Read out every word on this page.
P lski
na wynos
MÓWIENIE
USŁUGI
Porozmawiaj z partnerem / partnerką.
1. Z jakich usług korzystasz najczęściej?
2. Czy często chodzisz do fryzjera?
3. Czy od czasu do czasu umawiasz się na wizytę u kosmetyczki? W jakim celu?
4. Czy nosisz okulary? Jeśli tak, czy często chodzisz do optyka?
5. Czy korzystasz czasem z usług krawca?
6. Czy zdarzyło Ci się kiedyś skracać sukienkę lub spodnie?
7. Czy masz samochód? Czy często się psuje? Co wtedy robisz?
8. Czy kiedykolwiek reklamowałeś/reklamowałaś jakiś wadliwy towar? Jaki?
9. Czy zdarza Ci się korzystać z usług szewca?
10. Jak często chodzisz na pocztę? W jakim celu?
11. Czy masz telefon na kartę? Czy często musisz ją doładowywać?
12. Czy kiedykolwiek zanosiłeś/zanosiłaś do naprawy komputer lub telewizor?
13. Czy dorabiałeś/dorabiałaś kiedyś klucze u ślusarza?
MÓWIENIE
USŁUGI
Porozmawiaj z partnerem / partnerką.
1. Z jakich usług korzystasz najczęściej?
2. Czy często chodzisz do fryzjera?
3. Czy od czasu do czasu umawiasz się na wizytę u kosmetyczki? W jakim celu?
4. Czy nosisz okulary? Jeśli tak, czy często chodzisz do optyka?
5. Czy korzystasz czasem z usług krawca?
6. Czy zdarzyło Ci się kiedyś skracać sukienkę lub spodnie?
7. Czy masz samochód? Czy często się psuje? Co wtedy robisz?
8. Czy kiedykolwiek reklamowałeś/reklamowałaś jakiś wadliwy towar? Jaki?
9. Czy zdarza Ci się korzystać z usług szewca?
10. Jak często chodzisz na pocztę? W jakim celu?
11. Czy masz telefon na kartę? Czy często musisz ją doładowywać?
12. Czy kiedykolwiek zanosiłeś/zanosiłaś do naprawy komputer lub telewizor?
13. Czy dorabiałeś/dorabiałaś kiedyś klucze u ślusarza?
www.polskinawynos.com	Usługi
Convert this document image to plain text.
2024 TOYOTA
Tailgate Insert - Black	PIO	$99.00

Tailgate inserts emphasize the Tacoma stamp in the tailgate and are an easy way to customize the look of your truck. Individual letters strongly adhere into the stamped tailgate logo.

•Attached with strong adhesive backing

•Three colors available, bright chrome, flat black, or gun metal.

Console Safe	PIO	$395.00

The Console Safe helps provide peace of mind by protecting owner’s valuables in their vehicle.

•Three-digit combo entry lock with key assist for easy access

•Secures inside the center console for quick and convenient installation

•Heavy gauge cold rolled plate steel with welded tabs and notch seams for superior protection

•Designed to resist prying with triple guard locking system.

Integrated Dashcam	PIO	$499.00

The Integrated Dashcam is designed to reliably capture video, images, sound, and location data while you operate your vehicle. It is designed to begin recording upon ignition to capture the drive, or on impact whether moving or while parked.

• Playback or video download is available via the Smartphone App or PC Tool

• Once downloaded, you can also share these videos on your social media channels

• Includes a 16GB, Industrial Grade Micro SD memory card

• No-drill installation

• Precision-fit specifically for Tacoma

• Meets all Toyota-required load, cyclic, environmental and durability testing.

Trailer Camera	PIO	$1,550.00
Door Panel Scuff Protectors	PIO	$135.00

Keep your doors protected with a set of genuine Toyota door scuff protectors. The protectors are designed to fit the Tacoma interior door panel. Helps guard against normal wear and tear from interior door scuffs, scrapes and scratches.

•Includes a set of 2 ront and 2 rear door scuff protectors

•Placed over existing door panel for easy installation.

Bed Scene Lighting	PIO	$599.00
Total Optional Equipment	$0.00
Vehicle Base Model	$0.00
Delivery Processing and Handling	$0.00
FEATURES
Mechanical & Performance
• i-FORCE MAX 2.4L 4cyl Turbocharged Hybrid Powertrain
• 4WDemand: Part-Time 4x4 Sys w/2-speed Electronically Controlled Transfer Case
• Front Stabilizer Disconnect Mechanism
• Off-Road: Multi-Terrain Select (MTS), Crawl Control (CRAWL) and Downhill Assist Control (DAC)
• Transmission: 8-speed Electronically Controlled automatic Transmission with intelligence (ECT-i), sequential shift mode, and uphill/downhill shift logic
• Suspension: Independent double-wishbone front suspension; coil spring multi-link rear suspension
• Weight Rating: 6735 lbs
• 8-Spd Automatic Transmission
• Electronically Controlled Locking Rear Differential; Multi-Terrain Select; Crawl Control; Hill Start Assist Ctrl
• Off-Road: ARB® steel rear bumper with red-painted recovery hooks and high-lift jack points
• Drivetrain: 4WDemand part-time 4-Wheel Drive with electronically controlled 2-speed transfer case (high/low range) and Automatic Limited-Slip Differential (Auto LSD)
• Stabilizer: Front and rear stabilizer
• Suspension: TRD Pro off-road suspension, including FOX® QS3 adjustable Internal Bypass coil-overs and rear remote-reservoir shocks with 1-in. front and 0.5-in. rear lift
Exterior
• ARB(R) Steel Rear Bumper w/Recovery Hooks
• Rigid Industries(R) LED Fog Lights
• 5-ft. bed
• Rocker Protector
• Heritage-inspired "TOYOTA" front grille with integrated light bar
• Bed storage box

**YOUR OBJECTIVE**
Write each line above out exactly.

**SOLUTION FOR THIS EXERCISE**
Read out every word on this page.
P lski
na wynos
MÓWIENIE
USŁUGI
Porozmawiaj z partnerem / partnerką.
1. Z jakich usług korzystasz najczęściej?
2. Czy często chodzisz do fryzjera?
3. Czy od czasu do czasu umawiasz się na wizytę u kosmetyczki? W jakim celu?
4. Czy nosisz okulary? Jeśli tak, czy często chodzisz do optyka?
5. Czy korzystasz czasem z usług krawca?
6. Czy zdarzyło Ci się kiedyś skracać sukienkę lub spodnie?
7. Czy masz samochód? Czy często się psuje? Co wtedy robisz?
8. Czy kiedykolwiek reklamowałeś/reklamowałaś jakiś wadliwy towar? Jaki?
9. Czy zdarza Ci się korzystać z usług szewca?
10. Jak często chodzisz na pocztę? W jakim celu?
11. Czy masz telefon na kartę? Czy często musisz ją doładowywać?
12. Czy kiedykolwiek zanosiłeś/zanosiłaś do naprawy komputer lub telewizor?
13. Czy dorabiałeś/dorabiałaś kiedyś klucze u ślusarza?
MÓWIENIE
USŁUGI
Porozmawiaj z partnerem / partnerką.
1. Z jakich usług korzystasz najczęściej?
2. Czy często chodzisz do fryzjera?
3. Czy od czasu do czasu umawiasz się na wizytę u kosmetyczki? W jakim celu?
4. Czy nosisz okulary? Jeśli tak, czy często chodzisz do optyka?
5. Czy korzystasz czasem z usług krawca?
6. Czy zdarzyło Ci się kiedyś skracać sukienkę lub spodnie?
7. Czy masz samochód? Czy często się psuje? Co wtedy robisz?
8. Czy kiedykolwiek reklamowałeś/reklamowałaś jakiś wadliwy towar? Jaki?
9. Czy zdarza Ci się korzystać z usług szewca?
10. Jak często chodzisz na pocztę? W jakim celu?
11. Czy masz telefon na kartę? Czy często musisz ją doładowywać?
12. Czy kiedykolwiek zanosiłeś/zanosiłaś do naprawy komputer lub telewizor?
13. Czy dorabiałeś/dorabiałaś kiedyś klucze u ślusarza?
www.polskinawynos.com	Usługi
Convert this document image to plain text.
2024 TOYOTA
Tailgate Insert - Black	PIO	$99.00

Tailgate inserts emphasize the Tacoma stamp in the tailgate and are an easy way to customize the look of your truck. Individual letters strongly adhere into the stamped tailgate logo.

•Attached with strong adhesive backing

•Three colors available, bright chrome, flat black, or gun metal.

Console Safe	PIO	$395.00

The Console Safe helps provide peace of mind by protecting owner’s valuables in their vehicle.

•Three-digit combo entry lock with key assist for easy access

•Secures inside the center console for quick and convenient installation

•Heavy gauge cold rolled plate steel with welded tabs and notch seams for superior protection

•Designed to resist prying with triple guard locking system.

Integrated Dashcam	PIO	$499.00

The Integrated Dashcam is designed to reliably capture video, images, sound, and location data while you operate your vehicle. It is designed to begin recording upon ignition to capture the drive, or on impact whether moving or while parked.

• Playback or video download is available via the Smartphone App or PC Tool

• Once downloaded, you can also share these videos on your social media channels

• Includes a 16GB, Industrial Grade Micro SD memory card

• No-drill installation

• Precision-fit specifically for Tacoma

• Meets all Toyota-required load, cyclic, environmental and durability testing.

Trailer Camera	PIO	$1,550.00
Door Panel Scuff Protectors	PIO	$135.00

Keep your doors protected with a set of genuine Toyota door scuff protectors. The protectors are designed to fit the Tacoma interior door panel. Helps guard against normal wear and tear from interior door scuffs, scrapes and scratches.

•Includes a set of 2 ront and 2 rear door scuff protectors

•Placed over existing door panel for easy installation.

Bed Scene Lighting	PIO	$599.00
Total Optional Equipment	$0.00
Vehicle Base Model	$0.00
Delivery Processing and Handling	$0.00
FEATURES
Mechanical & Performance
• i-FORCE MAX 2.4L 4cyl Turbocharged Hybrid Powertrain
• 4WDemand: Part-Time 4x4 Sys w/2-speed Electronically Controlled Transfer Case
• Front Stabilizer Disconnect Mechanism
• Off-Road: Multi-Terrain Select (MTS), Crawl Control (CRAWL) and Downhill Assist Control (DAC)
• Transmission: 8-speed Electronically Controlled automatic Transmission with intelligence (ECT-i), sequential shift mode, and uphill/downhill shift logic
• Suspension: Independent double-wishbone front suspension; coil spring multi-link rear suspension
• Weight Rating: 6735 lbs
• 8-Spd Automatic Transmission
• Electronically Controlled Locking Rear Differential; Multi-Terrain Select; Crawl Control; Hill Start Assist Ctrl
• Off-Road: ARB® steel rear bumper with red-painted recovery hooks and high-lift jack points
• Drivetrain: 4WDemand part-time 4-Wheel Drive with electronically controlled 2-speed transfer case (high/low range) and Automatic Limited-Slip Differential (Auto LSD)
• Stabilizer: Front and rear stabilizer
• Suspension: TRD Pro off-road suspension, including FOX® QS3 adjustable Internal Bypass coil-overs and rear remote-reservoir shocks with 1-in. front and 0.5-in. rear lift
Exterior
• ARB(R) Steel Rear Bumper w/Recovery Hooks
• Rigid Industries(R) LED Fog Lights
• 5-ft. bed
• Rocker Protector
• Heritage-inspired "TOYOTA" front grille with integrated light bar
• Bed storage box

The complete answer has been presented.